*WORK REQUIRED*
Format every line of the entries below as a numbered list, skipping blank lines. Leave the pictures out of your answer.

**** RECORDS FOR THE EXERCISE

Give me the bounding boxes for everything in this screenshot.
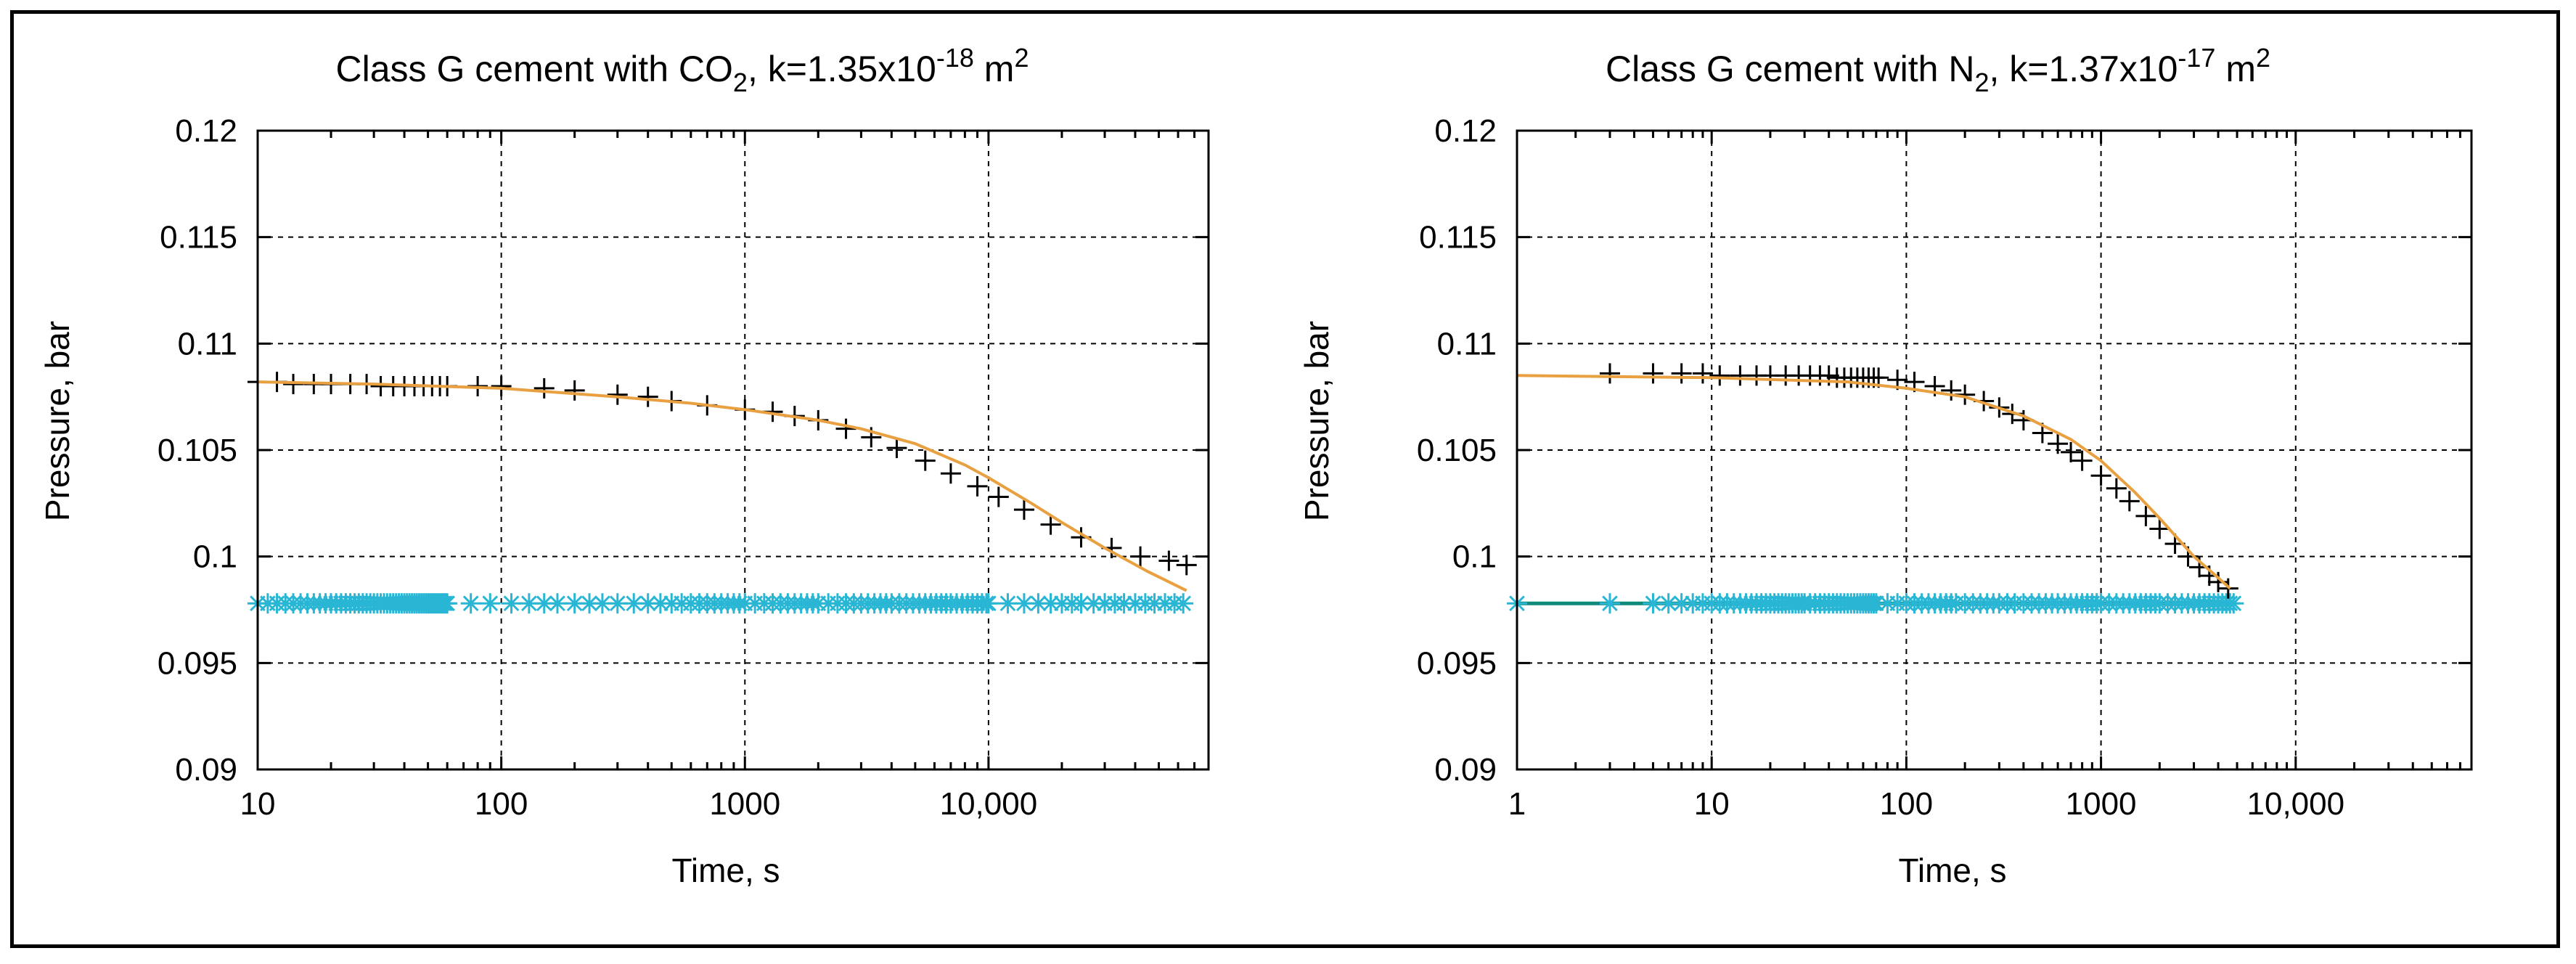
measured-point <box>2135 505 2156 526</box>
x-tick-label: 1000 <box>709 786 780 822</box>
x-tick-label: 10 <box>1694 786 1730 822</box>
x-tick-label: 10,000 <box>2247 786 2345 822</box>
measured-point <box>988 486 1009 507</box>
measured-point <box>967 475 988 497</box>
grid <box>258 131 1209 769</box>
measured-point <box>2048 433 2069 454</box>
y-axis-label: Pressure, bar <box>1298 321 1336 521</box>
reference-point <box>623 593 645 614</box>
chart-title: Class G cement with N2, k=1.37x10-17 m2 <box>1606 43 2270 97</box>
measured-point <box>1709 365 1730 386</box>
measured-point <box>2149 518 2170 539</box>
reference-point <box>1865 593 1886 614</box>
measured-point <box>886 438 907 459</box>
y-axis-label: Pressure, bar <box>38 321 76 521</box>
measured-point <box>1692 363 1713 384</box>
x-tick-label: 1000 <box>2066 786 2137 822</box>
x-axis-label: Time, s <box>671 851 780 889</box>
grid <box>1517 131 2471 769</box>
measured-point <box>1130 546 1151 567</box>
measured-point <box>2072 450 2093 471</box>
measured-point <box>940 463 961 484</box>
x-tick-label: 10 <box>240 786 276 822</box>
measured-point <box>1643 363 1664 384</box>
chart-n2: Class G cement with N2, k=1.37x10-17 m2 … <box>1298 43 2473 889</box>
measured-point <box>2106 478 2127 499</box>
y-tick-label: 0.11 <box>178 326 237 362</box>
reference-point <box>1013 593 1034 614</box>
x-tick-label: 100 <box>475 786 528 822</box>
y-tick-label: 0.095 <box>158 645 237 681</box>
measured-point <box>2119 491 2140 512</box>
y-tick-label: 0.1 <box>1452 539 1497 575</box>
reference-point <box>518 593 539 614</box>
reference-point <box>592 593 613 614</box>
reference-point <box>1173 593 1194 614</box>
reference-point <box>997 593 1018 614</box>
y-tick-label: 0.105 <box>158 433 237 468</box>
reference-point <box>460 593 481 614</box>
plot-area <box>256 129 1210 771</box>
reference-point <box>547 593 568 614</box>
reference-point <box>480 593 501 614</box>
reference-point <box>978 593 999 614</box>
y-tick-label: 0.1 <box>193 539 237 575</box>
measured-point <box>491 376 512 396</box>
measured-point <box>1176 555 1197 576</box>
y-tick-label: 0.11 <box>1437 326 1497 362</box>
reference-point <box>1599 593 1620 614</box>
x-axis-label: Time, s <box>1898 851 2006 889</box>
measured-point <box>533 377 555 399</box>
reference-point <box>579 593 600 614</box>
y-tick-label: 0.115 <box>1419 220 1497 256</box>
measured-point <box>1158 550 1179 571</box>
x-tick-label: 1 <box>1508 786 1526 822</box>
reference-point <box>501 593 522 614</box>
model-line <box>1516 374 2231 590</box>
y-tick-label: 0.09 <box>1434 752 1497 788</box>
measured-point <box>1671 363 1692 384</box>
reference-point <box>1071 593 1092 614</box>
measured-point <box>915 450 936 471</box>
x-tick-label: 10,000 <box>940 786 1038 822</box>
y-tick-label: 0.105 <box>1417 433 1497 468</box>
y-tick-label: 0.09 <box>175 752 237 788</box>
reference-point <box>437 593 458 614</box>
reference-point <box>650 593 671 614</box>
y-tick-label: 0.095 <box>1417 645 1497 681</box>
x-tick-label: 100 <box>1880 786 1933 822</box>
y-tick-label: 0.12 <box>1434 113 1497 149</box>
measured-point <box>607 384 628 405</box>
chart-co2: Class G cement with CO2, k=1.35x10-18 m2… <box>38 43 1210 889</box>
measured-point <box>1599 363 1620 384</box>
chart-title: Class G cement with CO2, k=1.35x10-18 m2 <box>336 43 1029 97</box>
measured-point <box>1941 380 1962 401</box>
measured-point <box>835 418 856 439</box>
measured-point <box>564 380 585 401</box>
figure-frame <box>10 10 2560 948</box>
measured-point <box>2090 465 2111 486</box>
measured-point <box>637 386 658 407</box>
plot-area <box>1516 129 2473 771</box>
measured-point <box>2061 441 2082 462</box>
measured-point <box>1040 514 1061 535</box>
model-line <box>257 380 1187 592</box>
y-tick-label: 0.12 <box>175 113 237 149</box>
measured-point <box>1013 499 1034 520</box>
y-tick-label: 0.115 <box>160 220 237 256</box>
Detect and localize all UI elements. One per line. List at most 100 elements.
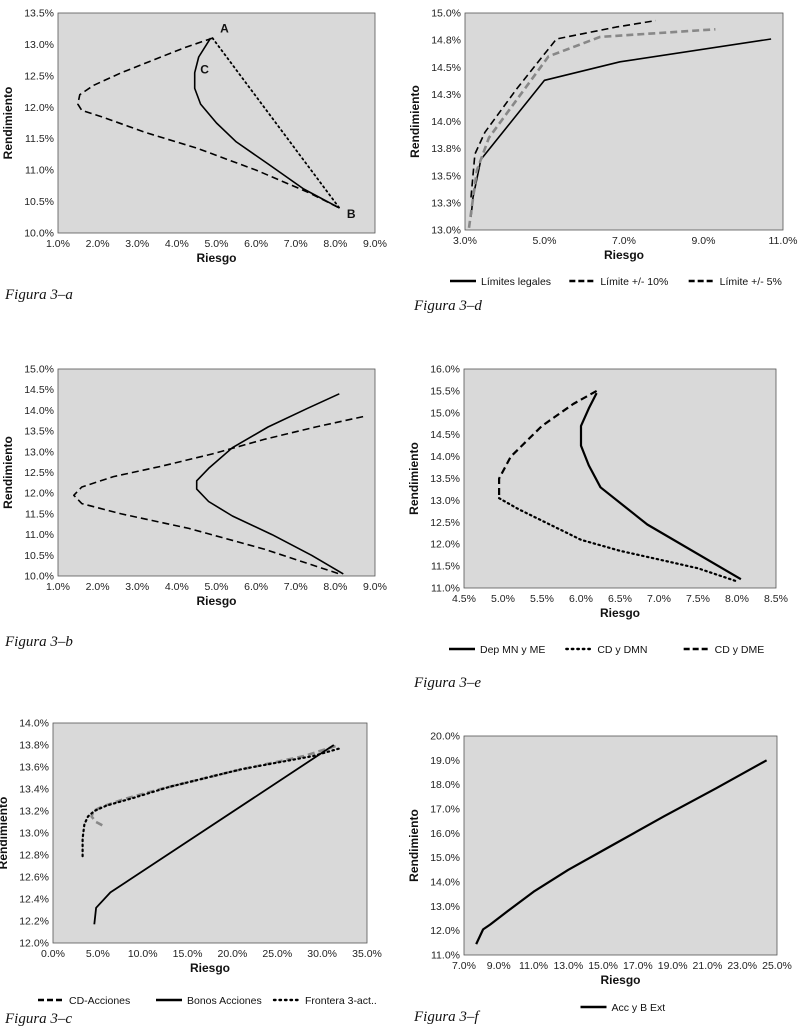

********

*WORKED SOLUTION*
1. Give me the bounding boxes for everything in this screenshot.
2. measured-point <box>2135 505 2156 526</box>
3. x-tick-label: 1000 <box>709 786 780 822</box>
4. x-tick-label: 10 <box>1694 786 1730 822</box>
5. x-tick-label: 10,000 <box>2247 786 2345 822</box>
6. measured-point <box>988 486 1009 507</box>
7. measured-point <box>967 475 988 497</box>
8. grid <box>258 131 1209 769</box>
9. measured-point <box>2048 433 2069 454</box>
10. y-axis-label: Pressure, bar <box>1298 321 1336 521</box>
11. reference-point <box>623 593 645 614</box>
12. chart-title: Class G cement with N2, k=1.37x10-17 m2 <box>1606 43 2270 97</box>
13. measured-point <box>1709 365 1730 386</box>
14. measured-point <box>2149 518 2170 539</box>
15. reference-point <box>1865 593 1886 614</box>
16. measured-point <box>886 438 907 459</box>
17. y-axis-label: Pressure, bar <box>38 321 76 521</box>
18. measured-point <box>1692 363 1713 384</box>
19. x-tick-label: 1000 <box>2066 786 2137 822</box>
20. x-axis-label: Time, s <box>671 851 780 889</box>
21. grid <box>1517 131 2471 769</box>
22. measured-point <box>1130 546 1151 567</box>
23. measured-point <box>2072 450 2093 471</box>
24. measured-point <box>940 463 961 484</box>
25. x-tick-label: 10 <box>240 786 276 822</box>
26. measured-point <box>1643 363 1664 384</box>
27. chart-n2: Class G cement with N2, k=1.37x10-17 m2 … <box>1298 43 2473 889</box>
28. measured-point <box>2106 478 2127 499</box>
29. y-tick-label: 0.11 <box>178 326 237 362</box>
30. reference-point <box>1013 593 1034 614</box>
31. x-tick-label: 100 <box>475 786 528 822</box>
32. y-tick-label: 0.095 <box>158 645 237 681</box>
33. measured-point <box>2119 491 2140 512</box>
34. y-tick-label: 0.1 <box>1452 539 1497 575</box>
35. reference-point <box>518 593 539 614</box>
36. reference-point <box>592 593 613 614</box>
37. reference-point <box>1173 593 1194 614</box>
38. reference-point <box>997 593 1018 614</box>
39. y-tick-label: 0.105 <box>158 433 237 468</box>
40. reference-point <box>460 593 481 614</box>
41. plot-area <box>256 129 1210 771</box>
42. reference-point <box>547 593 568 614</box>
43. reference-point <box>480 593 501 614</box>
44. reference-point <box>978 593 999 614</box>
45. y-tick-label: 0.1 <box>193 539 237 575</box>
46. measured-point <box>491 376 512 396</box>
47. measured-point <box>1176 555 1197 576</box>
48. y-tick-label: 0.11 <box>1437 326 1497 362</box>
49. reference-point <box>1599 593 1620 614</box>
50. x-axis-label: Time, s <box>1898 851 2006 889</box>
51. measured-point <box>533 377 555 399</box>
52. reference-point <box>579 593 600 614</box>
53. y-tick-label: 0.115 <box>1419 220 1497 256</box>
54. measured-point <box>1158 550 1179 571</box>
55. x-tick-label: 1 <box>1508 786 1526 822</box>
56. reference-point <box>501 593 522 614</box>
57. model-line <box>1516 374 2231 590</box>
58. y-tick-label: 0.09 <box>1434 752 1497 788</box>
59. measured-point <box>1671 363 1692 384</box>
60. reference-point <box>1071 593 1092 614</box>
61. measured-point <box>915 450 936 471</box>
62. x-tick-label: 10,000 <box>940 786 1038 822</box>
63. y-tick-label: 0.105 <box>1417 433 1497 468</box>
64. y-tick-label: 0.09 <box>175 752 237 788</box>
65. reference-point <box>437 593 458 614</box>
66. reference-point <box>650 593 671 614</box>
67. y-tick-label: 0.095 <box>1417 645 1497 681</box>
68. x-tick-label: 100 <box>1880 786 1933 822</box>
69. y-tick-label: 0.12 <box>1434 113 1497 149</box>
70. measured-point <box>607 384 628 405</box>
71. chart-co2: Class G cement with CO2, k=1.35x10-18 m2… <box>38 43 1210 889</box>
72. measured-point <box>1599 363 1620 384</box>
73. chart-title: Class G cement with CO2, k=1.35x10-18 m2 <box>336 43 1029 97</box>
74. measured-point <box>1941 380 1962 401</box>
75. measured-point <box>835 418 856 439</box>
76. measured-point <box>564 380 585 401</box>
77. figure-frame <box>10 10 2560 948</box>
78. measured-point <box>2090 465 2111 486</box>
79. measured-point <box>637 386 658 407</box>
80. plot-area <box>1516 129 2473 771</box>
81. measured-point <box>2061 441 2082 462</box>
82. measured-point <box>1040 514 1061 535</box>
83. model-line <box>257 380 1187 592</box>
84. y-tick-label: 0.12 <box>175 113 237 149</box>
85. measured-point <box>1013 499 1034 520</box>
86. y-tick-label: 0.115 <box>160 220 237 256</box>
87. Detect and localize all UI elements. One per line. List at most 100 elements.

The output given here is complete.